Le Mali : Une démocratie en panne de son développement ?

Les Touaregs, un peuple sans patrie

, par CIIP

Les Touaregs occupent un espace immense, fondé sur le désert, qui constitue en quelque sorte un pont entre le Maghreb et l’Afrique noire. Le domaine des Touaregs a été éclaté entre plusieurs États - Libye, Algérie, Mali, Niger et Burkina Faso, mais ils possèdent une culture commune et appartiennent à une même civilisation. Ils occupent la zone la plus aride, la moins peuplée.

Marqués selon les circonstances "hommes bleus", "chevaliers du désert", "pilleurs de caravanes" ou encore "hommes de nulle part", leur intégration n’a jamais été totale. Hommes des grands espaces toujours en mouvement avec la confusion fréquente entre errance et nomadisme
Le "pays touareg" malien à l’extrême nord-est du pays est si éloigné de Bamako, que Niamey, capitale du Niger, y est bien souvent son débouché naturel.
Dès 1914 les Touaregs maliens sont les premiers à se révolter et à utiliser les armes contre l’administration coloniale française. L’occupation du Sahara par les Français étant considérée comme un asservissement.
Les Touareg réclament "l’Organisation commune des régions sahariennes" (OCRS) correspondant à l’espace occupé et l’organisation d’un État. La France ne retient pas cette orientation.
Après l’indépendance, l’administration et l’armée maliennes occupent les postes laissés par les administrateurs français, présence ressentie comme une occupation. Dès 1959 les Touaregs se révoltent. Une véritable guerre de mouvement prend corps début 1963 ; ils ne rendent les armes qu’un an et demi plus tard. Si les hostilités se sont arrêtées, le fossé s’est creusé : la région de Kidal reste une zone dangereuse, interdite aux touristes et la zone est fortement militarisée.
Les années 1972 et 1973 connaissent des déficits pluviométriques records qui provoquent la mort de plus de la moitié des troupeaux et entraînent un exode massif des Touaregs vers les centres urbains et les pays voisins.
Au-delà des répercussions de la sécheresse, deux autres raisons favorisent cette rébellion qui se manifeste au Mali et au Niger de façon similaire, mais qui est gérée différemment par les états : le retour des jeunes exilés formés en Libye, qui avaient appris le métier des armes et l’expulsion par l’Algérie d’environ 20 000 réfugiés.

L’étincelle qui va mettre le feu aux poudres se produit en mai 1990 à Tchin Tabaraden au Niger : l’attaque de la gendarmerie et la répression aveugle et brutale par l’armée.

_ENREGISTREMENTS AFFICHÉS_
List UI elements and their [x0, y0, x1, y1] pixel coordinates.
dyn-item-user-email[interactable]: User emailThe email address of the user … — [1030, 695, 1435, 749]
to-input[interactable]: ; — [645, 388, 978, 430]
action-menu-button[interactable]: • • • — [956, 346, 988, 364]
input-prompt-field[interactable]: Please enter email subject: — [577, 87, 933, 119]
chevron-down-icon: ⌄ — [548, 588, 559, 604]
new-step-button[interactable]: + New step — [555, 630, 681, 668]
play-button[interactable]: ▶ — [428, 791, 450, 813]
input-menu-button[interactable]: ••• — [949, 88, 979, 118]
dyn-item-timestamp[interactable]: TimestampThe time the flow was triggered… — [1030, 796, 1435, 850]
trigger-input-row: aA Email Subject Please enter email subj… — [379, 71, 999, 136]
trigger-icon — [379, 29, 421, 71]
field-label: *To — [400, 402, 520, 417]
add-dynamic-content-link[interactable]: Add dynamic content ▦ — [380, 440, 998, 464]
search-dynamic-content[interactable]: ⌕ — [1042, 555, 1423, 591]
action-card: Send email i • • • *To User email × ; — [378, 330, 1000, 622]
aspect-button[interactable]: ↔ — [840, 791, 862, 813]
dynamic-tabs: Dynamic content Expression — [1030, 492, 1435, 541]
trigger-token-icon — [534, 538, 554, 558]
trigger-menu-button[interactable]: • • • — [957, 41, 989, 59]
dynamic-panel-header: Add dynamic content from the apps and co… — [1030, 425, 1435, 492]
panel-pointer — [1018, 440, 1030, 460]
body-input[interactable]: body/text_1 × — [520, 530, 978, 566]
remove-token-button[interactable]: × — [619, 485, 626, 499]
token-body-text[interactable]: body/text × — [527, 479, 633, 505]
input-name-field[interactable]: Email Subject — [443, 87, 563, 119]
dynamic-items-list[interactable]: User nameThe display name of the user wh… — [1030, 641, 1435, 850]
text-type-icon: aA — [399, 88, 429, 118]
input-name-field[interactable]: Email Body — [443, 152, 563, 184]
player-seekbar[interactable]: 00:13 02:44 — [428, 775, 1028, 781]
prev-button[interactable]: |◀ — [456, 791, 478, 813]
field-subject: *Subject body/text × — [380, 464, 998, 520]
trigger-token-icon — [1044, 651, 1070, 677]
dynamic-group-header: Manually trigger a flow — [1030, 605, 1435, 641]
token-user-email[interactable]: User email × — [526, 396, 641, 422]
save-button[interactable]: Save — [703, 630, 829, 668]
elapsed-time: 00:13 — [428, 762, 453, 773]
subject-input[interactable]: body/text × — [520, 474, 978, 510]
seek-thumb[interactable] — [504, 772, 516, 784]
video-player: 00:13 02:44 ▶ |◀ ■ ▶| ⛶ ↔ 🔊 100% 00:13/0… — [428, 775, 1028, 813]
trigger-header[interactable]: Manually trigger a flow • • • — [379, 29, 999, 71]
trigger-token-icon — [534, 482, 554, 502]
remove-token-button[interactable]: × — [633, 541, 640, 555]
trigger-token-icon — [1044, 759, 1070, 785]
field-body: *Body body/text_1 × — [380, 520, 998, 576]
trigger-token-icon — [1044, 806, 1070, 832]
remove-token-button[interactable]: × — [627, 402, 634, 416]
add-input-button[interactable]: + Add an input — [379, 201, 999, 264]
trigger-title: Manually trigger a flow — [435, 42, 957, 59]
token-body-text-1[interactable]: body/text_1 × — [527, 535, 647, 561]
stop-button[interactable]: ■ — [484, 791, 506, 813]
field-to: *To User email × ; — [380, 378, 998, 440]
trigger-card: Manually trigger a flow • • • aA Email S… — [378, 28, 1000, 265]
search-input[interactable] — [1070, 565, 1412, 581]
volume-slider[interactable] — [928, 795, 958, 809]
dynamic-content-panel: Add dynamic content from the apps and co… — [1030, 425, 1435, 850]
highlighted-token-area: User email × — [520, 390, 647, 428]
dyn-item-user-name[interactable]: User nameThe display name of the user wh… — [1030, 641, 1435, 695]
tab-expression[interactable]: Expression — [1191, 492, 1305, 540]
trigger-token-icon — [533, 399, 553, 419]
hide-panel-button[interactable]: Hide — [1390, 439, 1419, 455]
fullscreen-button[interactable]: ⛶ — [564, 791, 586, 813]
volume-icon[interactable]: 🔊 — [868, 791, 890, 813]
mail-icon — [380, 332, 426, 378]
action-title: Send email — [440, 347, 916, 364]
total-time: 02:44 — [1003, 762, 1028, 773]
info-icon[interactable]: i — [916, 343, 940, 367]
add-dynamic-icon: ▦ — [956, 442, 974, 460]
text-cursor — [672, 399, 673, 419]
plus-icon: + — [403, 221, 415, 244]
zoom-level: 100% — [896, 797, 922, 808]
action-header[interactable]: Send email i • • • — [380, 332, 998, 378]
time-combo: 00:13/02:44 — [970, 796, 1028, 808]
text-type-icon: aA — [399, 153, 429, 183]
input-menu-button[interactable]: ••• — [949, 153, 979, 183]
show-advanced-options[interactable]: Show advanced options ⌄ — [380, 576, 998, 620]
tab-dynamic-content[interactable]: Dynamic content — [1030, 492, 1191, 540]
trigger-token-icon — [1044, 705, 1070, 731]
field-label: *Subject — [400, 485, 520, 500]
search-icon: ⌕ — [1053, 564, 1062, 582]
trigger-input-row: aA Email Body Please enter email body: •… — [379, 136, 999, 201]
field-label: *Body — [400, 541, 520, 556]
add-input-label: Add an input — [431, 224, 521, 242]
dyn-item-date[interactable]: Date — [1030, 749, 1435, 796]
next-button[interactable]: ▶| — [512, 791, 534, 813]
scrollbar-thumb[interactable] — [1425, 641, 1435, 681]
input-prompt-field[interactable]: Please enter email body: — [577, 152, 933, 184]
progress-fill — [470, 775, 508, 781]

_À FAIRE_
**1.** Recopiez à l'identique le passage des enregistrements qui va du début jusqu'à la ligne contenant "dyn-item-timestamp[interactable]: TimestampThe time", celle-ci comprise.
**2.** Poursuivez le texte sur les Touaregs à partir de l'endroit où il s'arrête.
Le texte et les enregistrements n'ont aucun rapport entre eux.

_RÉPONSES ATTENDUES_
**1.**
List UI elements and their [x0, y0, x1, y1] pixel coordinates.
dyn-item-user-email[interactable]: User emailThe email address of the user … — [1030, 695, 1435, 749]
to-input[interactable]: ; — [645, 388, 978, 430]
action-menu-button[interactable]: • • • — [956, 346, 988, 364]
input-prompt-field[interactable]: Please enter email subject: — [577, 87, 933, 119]
chevron-down-icon: ⌄ — [548, 588, 559, 604]
new-step-button[interactable]: + New step — [555, 630, 681, 668]
play-button[interactable]: ▶ — [428, 791, 450, 813]
input-menu-button[interactable]: ••• — [949, 88, 979, 118]
dyn-item-timestamp[interactable]: TimestampThe time the flow was triggered… — [1030, 796, 1435, 850]

**2.**
Au Mali elle démarre le mois suivant par l’attaque de la gendarmerie de Menaka. La rébellion touarègue malienne est coordonnée par les MFUA (Mouvements et fronts unifiés de l’Azawad). Deux positions inconciliables sont en présence : celle d’un État dirigé par des militaires qui n’accepte pas que son autorité soit bafouée et une communauté qui réclame de "choisir elle-même son avenir dans le domaine économique, social, culturel, qui ne veut plus tout attendre de l’aide humanitaire internationale".
Le 6 janvier 1991 un accord de paix est signé à Tamanrasset (Algérie).
Après le renversement du général Moussa Traoré, alors que des raids touaregs se poursuivent, des négociations aboutissent le 11 avril 1992, à Bamako, à la signature du pacte national dont les objectifs sont "le retour de la paix et de la sécurité dans le Nord du Mali, la réconciliation nationale et la promotion socioéconomique de la partie Nord du Mali avec comme élément-clé la décentralisation".
A la mi 1994, la situation se détériore subitement et entraîne la création du Mouvement Patriotique Ganda Koye (MPGK) qui réunit essentiellement des populations sédentaires du nord. Des négociations interethniques aboutissent à la signature des "accords de Bourem" en janvier 1995. Les différentes négociations – dont une rencontre internationale sur le développement et la paix dans le nord Mali à Tombouctou en juillet de la même année débouchent le 27 mars 1996 sur la cérémonie de la "flamme de la Paix de Tombouctou" au cours de laquelle 3 000 armes sont brûlées pour marquer la volonté de tous les Maliens de vivre en paix. Au cours de cette cérémonie les MFUA et le MPGK annoncent leur dissolution.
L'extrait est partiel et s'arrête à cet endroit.